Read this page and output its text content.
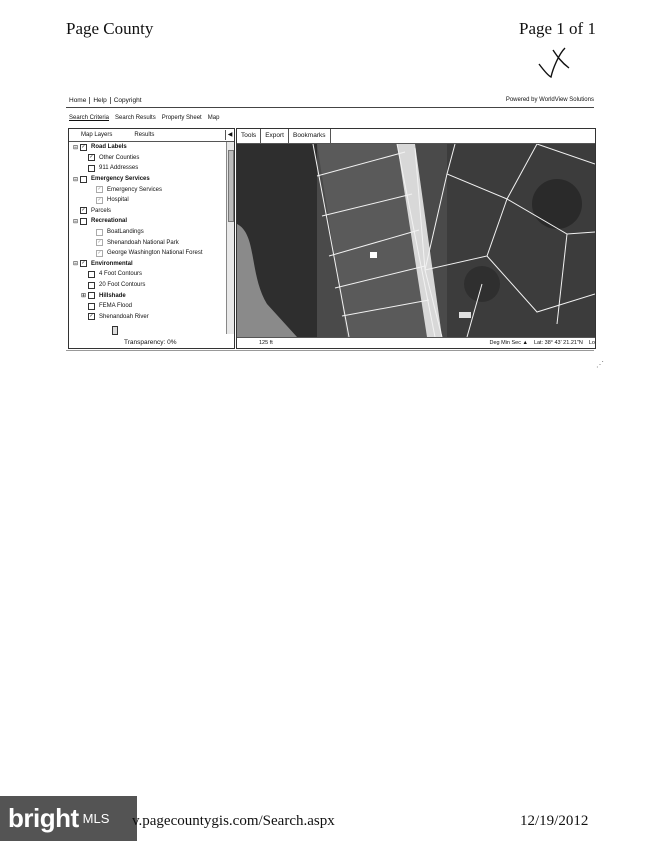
Page County	Page 1 of 1
Home	Help	Copyright	Powered by WorldView Solutions
Search Criteria Search Results Property Sheet Map
Map Layers	Results	◀
⊟ ✓ Road Labels
✓ Other Counties
911 Addresses
⊟	Emergency Services
✓ Emergency Services
✓ Hospital
✓ Parcels
⊟	Recreational
BoatLandings
✓ Shenandoah National Park
✓ George Washington National Forest
⊟ ✓ Environmental
4 Foot Contours
20 Foot Contours
⊞	Hillshade
FEMA Flood
✓ Shenandoah River
Transparency: 0%
Tools	Export	Bookmarks
125 ft	Deg Min Sec ▲ Lat: 38° 43' 21.21"N Lo
⋰
bright MLS v.pagecountygis.com/Search.aspx	12/19/2012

• • • •

* [WHAT IS BEING ASKED]
Tally up the lines in the preceding listing that contain the string "Services". Respond with the number and nothing else.

* [RESPONSE TO THE EXERCISE]
2